Tell how many lines in these records contain the string "cloud", with only the number as the reply.

**Task data:**
## START

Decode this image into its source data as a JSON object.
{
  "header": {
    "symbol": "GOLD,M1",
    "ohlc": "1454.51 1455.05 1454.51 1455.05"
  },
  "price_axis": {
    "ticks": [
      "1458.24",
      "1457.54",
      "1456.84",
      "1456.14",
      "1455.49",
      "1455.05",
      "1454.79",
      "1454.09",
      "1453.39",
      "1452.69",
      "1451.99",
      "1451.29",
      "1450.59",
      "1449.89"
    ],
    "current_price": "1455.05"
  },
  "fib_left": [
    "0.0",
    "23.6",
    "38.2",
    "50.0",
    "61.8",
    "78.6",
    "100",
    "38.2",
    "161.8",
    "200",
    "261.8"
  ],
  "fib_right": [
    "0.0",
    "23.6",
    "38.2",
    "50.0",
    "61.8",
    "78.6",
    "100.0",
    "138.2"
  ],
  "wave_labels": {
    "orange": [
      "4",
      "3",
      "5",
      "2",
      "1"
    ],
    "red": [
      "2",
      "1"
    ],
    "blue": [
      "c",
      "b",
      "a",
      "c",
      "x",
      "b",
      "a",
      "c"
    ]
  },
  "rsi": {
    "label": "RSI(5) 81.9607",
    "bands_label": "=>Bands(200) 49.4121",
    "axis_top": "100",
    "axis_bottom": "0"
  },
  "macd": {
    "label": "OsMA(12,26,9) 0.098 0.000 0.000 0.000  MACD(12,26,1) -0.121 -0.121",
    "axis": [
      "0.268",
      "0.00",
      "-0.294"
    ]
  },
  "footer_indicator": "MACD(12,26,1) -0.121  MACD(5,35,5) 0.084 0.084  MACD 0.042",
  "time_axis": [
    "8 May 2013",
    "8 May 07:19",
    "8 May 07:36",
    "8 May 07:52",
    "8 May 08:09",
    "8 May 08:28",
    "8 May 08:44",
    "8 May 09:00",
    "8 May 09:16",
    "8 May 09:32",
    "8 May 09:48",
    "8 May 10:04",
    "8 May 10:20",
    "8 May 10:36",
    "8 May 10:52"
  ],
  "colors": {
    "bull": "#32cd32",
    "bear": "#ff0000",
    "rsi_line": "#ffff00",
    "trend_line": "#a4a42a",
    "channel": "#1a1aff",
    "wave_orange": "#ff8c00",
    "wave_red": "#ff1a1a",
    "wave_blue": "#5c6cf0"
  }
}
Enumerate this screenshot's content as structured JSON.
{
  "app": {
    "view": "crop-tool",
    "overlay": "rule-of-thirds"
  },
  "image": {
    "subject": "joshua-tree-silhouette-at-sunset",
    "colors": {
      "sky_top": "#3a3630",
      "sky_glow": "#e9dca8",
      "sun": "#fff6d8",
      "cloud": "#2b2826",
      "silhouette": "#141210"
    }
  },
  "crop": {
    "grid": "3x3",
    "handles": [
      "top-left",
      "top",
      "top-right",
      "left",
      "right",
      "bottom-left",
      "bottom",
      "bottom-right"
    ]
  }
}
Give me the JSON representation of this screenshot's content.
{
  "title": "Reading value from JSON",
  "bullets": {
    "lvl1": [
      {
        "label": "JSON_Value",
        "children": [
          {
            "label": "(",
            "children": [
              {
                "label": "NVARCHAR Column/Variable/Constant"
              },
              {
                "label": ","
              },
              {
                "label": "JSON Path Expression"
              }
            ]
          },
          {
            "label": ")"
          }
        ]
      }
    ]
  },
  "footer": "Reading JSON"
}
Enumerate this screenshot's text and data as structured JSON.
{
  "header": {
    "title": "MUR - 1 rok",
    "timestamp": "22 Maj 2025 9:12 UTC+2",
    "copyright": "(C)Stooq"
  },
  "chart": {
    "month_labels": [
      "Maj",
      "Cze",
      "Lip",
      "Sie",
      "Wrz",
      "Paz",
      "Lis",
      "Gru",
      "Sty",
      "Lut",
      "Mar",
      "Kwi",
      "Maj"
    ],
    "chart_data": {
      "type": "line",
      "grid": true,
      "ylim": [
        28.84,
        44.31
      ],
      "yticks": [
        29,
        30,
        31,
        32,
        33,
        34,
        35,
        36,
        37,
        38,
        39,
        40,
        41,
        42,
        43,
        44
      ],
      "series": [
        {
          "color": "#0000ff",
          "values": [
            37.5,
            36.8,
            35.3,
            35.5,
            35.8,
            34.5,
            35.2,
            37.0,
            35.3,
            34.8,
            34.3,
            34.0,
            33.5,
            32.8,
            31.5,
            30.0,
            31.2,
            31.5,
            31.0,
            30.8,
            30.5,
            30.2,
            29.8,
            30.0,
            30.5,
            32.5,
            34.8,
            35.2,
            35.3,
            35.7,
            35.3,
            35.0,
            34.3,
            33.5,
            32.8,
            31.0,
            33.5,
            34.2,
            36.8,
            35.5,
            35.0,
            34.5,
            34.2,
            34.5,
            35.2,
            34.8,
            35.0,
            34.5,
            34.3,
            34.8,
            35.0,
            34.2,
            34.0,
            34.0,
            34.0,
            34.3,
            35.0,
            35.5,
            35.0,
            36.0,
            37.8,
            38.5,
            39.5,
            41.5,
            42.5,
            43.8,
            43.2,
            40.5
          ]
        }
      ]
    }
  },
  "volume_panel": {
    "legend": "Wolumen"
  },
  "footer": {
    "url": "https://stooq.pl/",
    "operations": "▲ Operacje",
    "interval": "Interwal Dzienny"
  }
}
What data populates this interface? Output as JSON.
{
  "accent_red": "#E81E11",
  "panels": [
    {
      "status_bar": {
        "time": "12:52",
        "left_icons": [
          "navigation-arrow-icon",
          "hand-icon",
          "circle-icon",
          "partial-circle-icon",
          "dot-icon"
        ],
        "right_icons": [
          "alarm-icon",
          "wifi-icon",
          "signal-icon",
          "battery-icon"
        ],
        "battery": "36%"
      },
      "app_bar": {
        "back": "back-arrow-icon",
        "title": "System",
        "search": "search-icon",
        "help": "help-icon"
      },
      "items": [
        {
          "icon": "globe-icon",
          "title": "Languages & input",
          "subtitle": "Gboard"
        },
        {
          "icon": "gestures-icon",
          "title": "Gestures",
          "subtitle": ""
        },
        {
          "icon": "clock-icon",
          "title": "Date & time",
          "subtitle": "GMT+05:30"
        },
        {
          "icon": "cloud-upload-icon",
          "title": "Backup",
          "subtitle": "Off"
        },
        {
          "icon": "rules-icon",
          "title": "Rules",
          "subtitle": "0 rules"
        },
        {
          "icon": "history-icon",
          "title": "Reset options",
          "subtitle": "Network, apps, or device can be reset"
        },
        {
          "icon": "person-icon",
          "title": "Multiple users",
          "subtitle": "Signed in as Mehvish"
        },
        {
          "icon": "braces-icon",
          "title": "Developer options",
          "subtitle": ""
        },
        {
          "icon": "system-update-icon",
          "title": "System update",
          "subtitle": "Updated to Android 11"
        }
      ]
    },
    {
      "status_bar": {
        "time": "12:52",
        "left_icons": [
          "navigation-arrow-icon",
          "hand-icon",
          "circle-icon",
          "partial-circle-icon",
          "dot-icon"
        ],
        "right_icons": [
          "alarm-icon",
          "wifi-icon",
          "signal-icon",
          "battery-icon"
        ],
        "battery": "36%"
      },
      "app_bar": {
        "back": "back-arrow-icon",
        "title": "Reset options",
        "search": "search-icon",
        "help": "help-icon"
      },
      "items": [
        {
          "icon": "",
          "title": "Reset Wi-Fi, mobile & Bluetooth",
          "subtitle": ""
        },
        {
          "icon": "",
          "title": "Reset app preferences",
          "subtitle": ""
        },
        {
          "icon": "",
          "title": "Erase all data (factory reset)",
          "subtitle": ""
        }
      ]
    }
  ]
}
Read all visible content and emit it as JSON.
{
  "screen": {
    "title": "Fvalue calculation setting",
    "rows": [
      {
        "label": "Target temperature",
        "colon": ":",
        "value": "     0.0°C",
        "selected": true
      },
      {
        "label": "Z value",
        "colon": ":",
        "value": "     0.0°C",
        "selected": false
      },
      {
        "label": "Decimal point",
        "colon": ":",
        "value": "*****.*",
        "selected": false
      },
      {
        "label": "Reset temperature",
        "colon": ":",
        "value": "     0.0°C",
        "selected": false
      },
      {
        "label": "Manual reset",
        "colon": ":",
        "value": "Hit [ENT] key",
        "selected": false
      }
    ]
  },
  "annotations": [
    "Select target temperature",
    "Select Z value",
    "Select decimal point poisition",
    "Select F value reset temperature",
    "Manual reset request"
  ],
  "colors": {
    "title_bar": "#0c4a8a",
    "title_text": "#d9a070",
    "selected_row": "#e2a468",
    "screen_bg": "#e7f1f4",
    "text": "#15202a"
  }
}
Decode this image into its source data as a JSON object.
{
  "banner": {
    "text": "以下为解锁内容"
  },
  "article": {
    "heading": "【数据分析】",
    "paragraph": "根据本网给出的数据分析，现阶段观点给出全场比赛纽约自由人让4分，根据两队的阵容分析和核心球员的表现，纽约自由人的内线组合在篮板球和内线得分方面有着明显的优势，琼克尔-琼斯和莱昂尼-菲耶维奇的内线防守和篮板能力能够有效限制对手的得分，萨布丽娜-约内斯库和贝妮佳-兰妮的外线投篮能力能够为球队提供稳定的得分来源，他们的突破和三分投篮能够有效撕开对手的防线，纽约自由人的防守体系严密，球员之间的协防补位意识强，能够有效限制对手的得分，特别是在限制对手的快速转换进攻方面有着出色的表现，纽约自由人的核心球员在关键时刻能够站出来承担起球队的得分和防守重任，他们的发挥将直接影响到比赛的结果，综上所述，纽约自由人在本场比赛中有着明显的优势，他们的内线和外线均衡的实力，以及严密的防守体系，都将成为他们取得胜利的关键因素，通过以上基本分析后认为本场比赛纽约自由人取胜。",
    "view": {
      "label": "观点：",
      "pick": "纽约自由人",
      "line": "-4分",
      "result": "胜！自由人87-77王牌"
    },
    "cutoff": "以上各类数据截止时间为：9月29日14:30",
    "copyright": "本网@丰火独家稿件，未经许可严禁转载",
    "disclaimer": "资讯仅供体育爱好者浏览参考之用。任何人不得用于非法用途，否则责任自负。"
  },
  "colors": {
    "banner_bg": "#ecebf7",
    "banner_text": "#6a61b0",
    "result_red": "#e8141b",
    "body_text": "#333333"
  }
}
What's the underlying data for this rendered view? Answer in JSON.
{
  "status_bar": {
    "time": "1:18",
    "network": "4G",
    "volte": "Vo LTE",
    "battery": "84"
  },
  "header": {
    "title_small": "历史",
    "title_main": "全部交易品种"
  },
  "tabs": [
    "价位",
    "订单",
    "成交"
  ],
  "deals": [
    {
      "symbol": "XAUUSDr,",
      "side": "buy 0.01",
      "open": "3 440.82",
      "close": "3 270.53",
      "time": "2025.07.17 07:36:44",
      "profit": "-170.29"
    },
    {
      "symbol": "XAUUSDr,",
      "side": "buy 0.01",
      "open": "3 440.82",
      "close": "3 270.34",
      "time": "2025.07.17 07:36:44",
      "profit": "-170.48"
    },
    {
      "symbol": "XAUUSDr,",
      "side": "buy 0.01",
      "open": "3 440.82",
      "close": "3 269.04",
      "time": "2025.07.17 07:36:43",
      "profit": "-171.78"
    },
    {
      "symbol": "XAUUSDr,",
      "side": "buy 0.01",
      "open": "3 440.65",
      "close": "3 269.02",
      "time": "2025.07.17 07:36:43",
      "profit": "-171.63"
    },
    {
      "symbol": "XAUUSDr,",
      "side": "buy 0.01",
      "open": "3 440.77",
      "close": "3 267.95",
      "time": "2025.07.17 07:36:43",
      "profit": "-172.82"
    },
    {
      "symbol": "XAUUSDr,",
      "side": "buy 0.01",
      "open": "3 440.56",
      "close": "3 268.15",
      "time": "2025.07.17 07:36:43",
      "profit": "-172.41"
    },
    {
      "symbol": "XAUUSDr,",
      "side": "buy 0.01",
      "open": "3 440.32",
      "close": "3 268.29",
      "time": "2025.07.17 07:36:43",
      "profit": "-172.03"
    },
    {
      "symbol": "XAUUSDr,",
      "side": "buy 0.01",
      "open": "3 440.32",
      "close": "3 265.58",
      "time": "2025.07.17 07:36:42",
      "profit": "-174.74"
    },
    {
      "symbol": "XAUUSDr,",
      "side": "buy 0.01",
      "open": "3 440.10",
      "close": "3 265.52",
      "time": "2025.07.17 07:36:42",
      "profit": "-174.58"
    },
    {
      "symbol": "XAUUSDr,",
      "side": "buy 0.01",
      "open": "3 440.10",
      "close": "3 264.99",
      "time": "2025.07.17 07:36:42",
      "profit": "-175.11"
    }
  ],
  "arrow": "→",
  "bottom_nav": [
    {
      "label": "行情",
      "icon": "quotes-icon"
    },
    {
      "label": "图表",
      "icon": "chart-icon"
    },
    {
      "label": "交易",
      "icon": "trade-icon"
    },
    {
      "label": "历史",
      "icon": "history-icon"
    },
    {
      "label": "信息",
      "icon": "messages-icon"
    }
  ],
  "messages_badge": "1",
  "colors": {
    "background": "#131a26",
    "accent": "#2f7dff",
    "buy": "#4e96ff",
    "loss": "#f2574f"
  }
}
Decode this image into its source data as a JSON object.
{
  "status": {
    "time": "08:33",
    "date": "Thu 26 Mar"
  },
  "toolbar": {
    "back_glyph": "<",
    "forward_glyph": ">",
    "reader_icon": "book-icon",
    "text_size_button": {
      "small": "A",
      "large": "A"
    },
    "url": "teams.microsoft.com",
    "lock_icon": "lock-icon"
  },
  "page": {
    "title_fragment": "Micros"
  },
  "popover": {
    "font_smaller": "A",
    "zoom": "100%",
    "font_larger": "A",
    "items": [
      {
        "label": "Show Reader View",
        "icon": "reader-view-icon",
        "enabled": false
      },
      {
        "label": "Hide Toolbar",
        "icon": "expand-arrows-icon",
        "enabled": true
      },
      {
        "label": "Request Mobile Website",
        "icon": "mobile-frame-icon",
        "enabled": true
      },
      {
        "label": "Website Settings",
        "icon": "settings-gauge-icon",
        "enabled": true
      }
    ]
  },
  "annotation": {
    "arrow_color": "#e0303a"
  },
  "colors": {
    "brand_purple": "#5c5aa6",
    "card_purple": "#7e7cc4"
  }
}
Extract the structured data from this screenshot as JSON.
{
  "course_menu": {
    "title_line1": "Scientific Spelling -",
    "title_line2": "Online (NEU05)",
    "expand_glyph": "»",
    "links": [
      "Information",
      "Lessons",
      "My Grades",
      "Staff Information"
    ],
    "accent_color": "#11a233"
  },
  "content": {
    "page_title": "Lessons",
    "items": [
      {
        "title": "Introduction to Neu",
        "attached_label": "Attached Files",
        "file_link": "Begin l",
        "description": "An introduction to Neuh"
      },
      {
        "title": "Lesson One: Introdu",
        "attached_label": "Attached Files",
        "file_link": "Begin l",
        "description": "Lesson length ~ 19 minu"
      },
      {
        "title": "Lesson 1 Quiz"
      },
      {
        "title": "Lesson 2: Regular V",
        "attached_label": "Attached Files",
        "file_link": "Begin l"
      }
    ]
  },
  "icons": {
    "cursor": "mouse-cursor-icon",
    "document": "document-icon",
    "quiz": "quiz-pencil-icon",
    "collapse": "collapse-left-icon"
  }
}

## END

**Output of the task:** 2